*Exercise description*: Each entry needs to be restated exactly as written.

*Records for the exercise*:
.....
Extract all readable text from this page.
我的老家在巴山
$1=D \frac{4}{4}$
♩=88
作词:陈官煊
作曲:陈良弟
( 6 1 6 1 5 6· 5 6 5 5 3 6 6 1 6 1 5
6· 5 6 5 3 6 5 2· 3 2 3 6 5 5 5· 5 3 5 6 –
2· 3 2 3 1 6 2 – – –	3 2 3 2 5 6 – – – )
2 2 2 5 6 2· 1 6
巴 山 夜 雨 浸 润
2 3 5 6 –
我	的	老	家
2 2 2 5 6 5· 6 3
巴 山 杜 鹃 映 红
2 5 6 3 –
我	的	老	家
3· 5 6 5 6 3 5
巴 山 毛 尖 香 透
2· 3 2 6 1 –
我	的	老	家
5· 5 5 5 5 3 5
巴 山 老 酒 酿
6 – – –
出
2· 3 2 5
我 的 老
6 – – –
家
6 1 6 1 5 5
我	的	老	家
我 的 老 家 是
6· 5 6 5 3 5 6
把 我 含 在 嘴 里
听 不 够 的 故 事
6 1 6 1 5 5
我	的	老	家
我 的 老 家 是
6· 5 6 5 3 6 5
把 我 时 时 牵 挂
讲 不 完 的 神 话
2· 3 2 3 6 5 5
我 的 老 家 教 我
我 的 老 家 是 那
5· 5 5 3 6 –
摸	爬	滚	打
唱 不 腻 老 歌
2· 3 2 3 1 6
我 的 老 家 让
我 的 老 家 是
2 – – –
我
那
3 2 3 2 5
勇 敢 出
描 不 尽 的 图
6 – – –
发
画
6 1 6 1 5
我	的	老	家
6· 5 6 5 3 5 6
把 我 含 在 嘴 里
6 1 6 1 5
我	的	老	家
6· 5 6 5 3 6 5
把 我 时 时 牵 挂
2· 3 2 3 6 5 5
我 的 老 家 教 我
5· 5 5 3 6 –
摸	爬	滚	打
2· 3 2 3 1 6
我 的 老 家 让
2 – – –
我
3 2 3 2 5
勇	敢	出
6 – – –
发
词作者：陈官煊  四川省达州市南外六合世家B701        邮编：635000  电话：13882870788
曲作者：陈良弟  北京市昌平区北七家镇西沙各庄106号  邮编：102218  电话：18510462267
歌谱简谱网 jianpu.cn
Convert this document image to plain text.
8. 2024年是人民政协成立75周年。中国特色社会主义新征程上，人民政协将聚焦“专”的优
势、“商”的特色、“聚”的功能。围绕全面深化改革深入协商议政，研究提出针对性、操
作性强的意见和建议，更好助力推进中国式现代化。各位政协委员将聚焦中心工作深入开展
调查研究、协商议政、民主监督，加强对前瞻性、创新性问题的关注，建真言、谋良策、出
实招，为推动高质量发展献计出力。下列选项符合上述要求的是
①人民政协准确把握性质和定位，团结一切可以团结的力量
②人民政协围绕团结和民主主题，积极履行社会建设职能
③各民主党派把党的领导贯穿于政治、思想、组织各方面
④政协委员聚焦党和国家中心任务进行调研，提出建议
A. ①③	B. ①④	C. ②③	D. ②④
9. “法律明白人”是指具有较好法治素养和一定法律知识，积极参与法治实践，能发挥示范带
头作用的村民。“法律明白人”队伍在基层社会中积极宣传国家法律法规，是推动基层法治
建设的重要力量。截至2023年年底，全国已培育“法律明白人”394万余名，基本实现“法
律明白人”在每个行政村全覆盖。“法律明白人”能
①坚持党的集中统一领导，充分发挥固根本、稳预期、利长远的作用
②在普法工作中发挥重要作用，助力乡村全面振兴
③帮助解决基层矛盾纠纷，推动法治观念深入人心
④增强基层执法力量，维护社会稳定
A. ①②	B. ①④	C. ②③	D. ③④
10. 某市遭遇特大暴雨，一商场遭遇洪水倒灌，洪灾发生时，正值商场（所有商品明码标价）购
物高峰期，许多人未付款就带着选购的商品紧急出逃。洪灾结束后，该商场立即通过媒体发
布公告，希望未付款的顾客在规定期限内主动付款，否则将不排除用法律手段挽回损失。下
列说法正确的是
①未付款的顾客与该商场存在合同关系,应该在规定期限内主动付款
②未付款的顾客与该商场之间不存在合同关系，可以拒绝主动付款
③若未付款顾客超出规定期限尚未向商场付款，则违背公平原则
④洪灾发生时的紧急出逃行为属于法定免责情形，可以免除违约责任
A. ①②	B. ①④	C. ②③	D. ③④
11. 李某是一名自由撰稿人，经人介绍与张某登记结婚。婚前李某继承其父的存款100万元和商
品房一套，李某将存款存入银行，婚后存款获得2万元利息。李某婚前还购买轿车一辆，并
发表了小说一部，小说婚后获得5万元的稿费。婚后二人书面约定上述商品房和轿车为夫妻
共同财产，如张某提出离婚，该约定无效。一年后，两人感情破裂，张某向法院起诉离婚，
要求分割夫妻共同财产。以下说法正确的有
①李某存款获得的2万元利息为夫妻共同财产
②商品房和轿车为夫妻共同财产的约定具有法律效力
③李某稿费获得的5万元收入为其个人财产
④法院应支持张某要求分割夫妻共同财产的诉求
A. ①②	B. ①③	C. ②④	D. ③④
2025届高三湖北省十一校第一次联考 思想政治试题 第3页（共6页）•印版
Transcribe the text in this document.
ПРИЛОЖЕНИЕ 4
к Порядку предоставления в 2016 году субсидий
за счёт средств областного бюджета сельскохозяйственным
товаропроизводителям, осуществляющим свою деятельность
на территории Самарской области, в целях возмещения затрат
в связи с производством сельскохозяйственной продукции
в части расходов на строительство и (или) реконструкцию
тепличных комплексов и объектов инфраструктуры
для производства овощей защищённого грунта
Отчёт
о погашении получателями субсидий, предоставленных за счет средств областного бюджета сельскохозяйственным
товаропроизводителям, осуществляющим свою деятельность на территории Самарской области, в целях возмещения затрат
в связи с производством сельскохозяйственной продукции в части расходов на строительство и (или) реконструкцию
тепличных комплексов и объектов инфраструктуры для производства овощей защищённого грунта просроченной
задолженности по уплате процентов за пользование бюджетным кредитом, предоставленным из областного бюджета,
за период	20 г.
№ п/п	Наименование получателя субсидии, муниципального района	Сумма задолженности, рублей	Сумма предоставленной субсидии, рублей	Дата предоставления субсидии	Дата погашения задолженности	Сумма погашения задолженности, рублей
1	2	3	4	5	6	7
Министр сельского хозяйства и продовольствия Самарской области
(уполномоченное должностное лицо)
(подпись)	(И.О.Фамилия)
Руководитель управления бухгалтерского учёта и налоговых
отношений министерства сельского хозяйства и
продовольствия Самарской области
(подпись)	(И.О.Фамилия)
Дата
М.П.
.....
*Solution for this exercise*:
Extract all readable text from this page.
我的老家在巴山
$1=D \frac{4}{4}$
♩=88
作词:陈官煊
作曲:陈良弟
( 6 1 6 1 5 6· 5 6 5 5 3 6 6 1 6 1 5
6· 5 6 5 3 6 5 2· 3 2 3 6 5 5 5· 5 3 5 6 –
2· 3 2 3 1 6 2 – – –	3 2 3 2 5 6 – – – )
2 2 2 5 6 2· 1 6
巴 山 夜 雨 浸 润
2 3 5 6 –
我	的	老	家
2 2 2 5 6 5· 6 3
巴 山 杜 鹃 映 红
2 5 6 3 –
我	的	老	家
3· 5 6 5 6 3 5
巴 山 毛 尖 香 透
2· 3 2 6 1 –
我	的	老	家
5· 5 5 5 5 3 5
巴 山 老 酒 酿
6 – – –
出
2· 3 2 5
我 的 老
6 – – –
家
6 1 6 1 5 5
我	的	老	家
我 的 老 家 是
6· 5 6 5 3 5 6
把 我 含 在 嘴 里
听 不 够 的 故 事
6 1 6 1 5 5
我	的	老	家
我 的 老 家 是
6· 5 6 5 3 6 5
把 我 时 时 牵 挂
讲 不 完 的 神 话
2· 3 2 3 6 5 5
我 的 老 家 教 我
我 的 老 家 是 那
5· 5 5 3 6 –
摸	爬	滚	打
唱 不 腻 老 歌
2· 3 2 3 1 6
我 的 老 家 让
我 的 老 家 是
2 – – –
我
那
3 2 3 2 5
勇 敢 出
描 不 尽 的 图
6 – – –
发
画
6 1 6 1 5
我	的	老	家
6· 5 6 5 3 5 6
把 我 含 在 嘴 里
6 1 6 1 5
我	的	老	家
6· 5 6 5 3 6 5
把 我 时 时 牵 挂
2· 3 2 3 6 5 5
我 的 老 家 教 我
5· 5 5 3 6 –
摸	爬	滚	打
2· 3 2 3 1 6
我 的 老 家 让
2 – – –
我
3 2 3 2 5
勇	敢	出
6 – – –
发
词作者：陈官煊  四川省达州市南外六合世家B701        邮编：635000  电话：13882870788
曲作者：陈良弟  北京市昌平区北七家镇西沙各庄106号  邮编：102218  电话：18510462267
歌谱简谱网 jianpu.cn
Convert this document image to plain text.
8. 2024年是人民政协成立75周年。中国特色社会主义新征程上，人民政协将聚焦“专”的优
势、“商”的特色、“聚”的功能。围绕全面深化改革深入协商议政，研究提出针对性、操
作性强的意见和建议，更好助力推进中国式现代化。各位政协委员将聚焦中心工作深入开展
调查研究、协商议政、民主监督，加强对前瞻性、创新性问题的关注，建真言、谋良策、出
实招，为推动高质量发展献计出力。下列选项符合上述要求的是
①人民政协准确把握性质和定位，团结一切可以团结的力量
②人民政协围绕团结和民主主题，积极履行社会建设职能
③各民主党派把党的领导贯穿于政治、思想、组织各方面
④政协委员聚焦党和国家中心任务进行调研，提出建议
A. ①③	B. ①④	C. ②③	D. ②④
9. “法律明白人”是指具有较好法治素养和一定法律知识，积极参与法治实践，能发挥示范带
头作用的村民。“法律明白人”队伍在基层社会中积极宣传国家法律法规，是推动基层法治
建设的重要力量。截至2023年年底，全国已培育“法律明白人”394万余名，基本实现“法
律明白人”在每个行政村全覆盖。“法律明白人”能
①坚持党的集中统一领导，充分发挥固根本、稳预期、利长远的作用
②在普法工作中发挥重要作用，助力乡村全面振兴
③帮助解决基层矛盾纠纷，推动法治观念深入人心
④增强基层执法力量，维护社会稳定
A. ①②	B. ①④	C. ②③	D. ③④
10. 某市遭遇特大暴雨，一商场遭遇洪水倒灌，洪灾发生时，正值商场（所有商品明码标价）购
物高峰期，许多人未付款就带着选购的商品紧急出逃。洪灾结束后，该商场立即通过媒体发
布公告，希望未付款的顾客在规定期限内主动付款，否则将不排除用法律手段挽回损失。下
列说法正确的是
①未付款的顾客与该商场存在合同关系,应该在规定期限内主动付款
②未付款的顾客与该商场之间不存在合同关系，可以拒绝主动付款
③若未付款顾客超出规定期限尚未向商场付款，则违背公平原则
④洪灾发生时的紧急出逃行为属于法定免责情形，可以免除违约责任
A. ①②	B. ①④	C. ②③	D. ③④
11. 李某是一名自由撰稿人，经人介绍与张某登记结婚。婚前李某继承其父的存款100万元和商
品房一套，李某将存款存入银行，婚后存款获得2万元利息。李某婚前还购买轿车一辆，并
发表了小说一部，小说婚后获得5万元的稿费。婚后二人书面约定上述商品房和轿车为夫妻
共同财产，如张某提出离婚，该约定无效。一年后，两人感情破裂，张某向法院起诉离婚，
要求分割夫妻共同财产。以下说法正确的有
①李某存款获得的2万元利息为夫妻共同财产
②商品房和轿车为夫妻共同财产的约定具有法律效力
③李某稿费获得的5万元收入为其个人财产
④法院应支持张某要求分割夫妻共同财产的诉求
A. ①②	B. ①③	C. ②④	D. ③④
2025届高三湖北省十一校第一次联考 思想政治试题 第3页（共6页）•印版
Transcribe the text in this document.
ПРИЛОЖЕНИЕ 4
к Порядку предоставления в 2016 году субсидий
за счёт средств областного бюджета сельскохозяйственным
товаропроизводителям, осуществляющим свою деятельность
на территории Самарской области, в целях возмещения затрат
в связи с производством сельскохозяйственной продукции
в части расходов на строительство и (или) реконструкцию
тепличных комплексов и объектов инфраструктуры
для производства овощей защищённого грунта
Отчёт
о погашении получателями субсидий, предоставленных за счет средств областного бюджета сельскохозяйственным
товаропроизводителям, осуществляющим свою деятельность на территории Самарской области, в целях возмещения затрат
в связи с производством сельскохозяйственной продукции в части расходов на строительство и (или) реконструкцию
тепличных комплексов и объектов инфраструктуры для производства овощей защищённого грунта просроченной
задолженности по уплате процентов за пользование бюджетным кредитом, предоставленным из областного бюджета,
за период	20 г.
№ п/п	Наименование получателя субсидии, муниципального района	Сумма задолженности, рублей	Сумма предоставленной субсидии, рублей	Дата предоставления субсидии	Дата погашения задолженности	Сумма погашения задолженности, рублей
1	2	3	4	5	6	7
Министр сельского хозяйства и продовольствия Самарской области
(уполномоченное должностное лицо)
(подпись)	(И.О.Фамилия)
Руководитель управления бухгалтерского учёта и налоговых
отношений министерства сельского хозяйства и
продовольствия Самарской области
(подпись)	(И.О.Фамилия)
Дата
М.П.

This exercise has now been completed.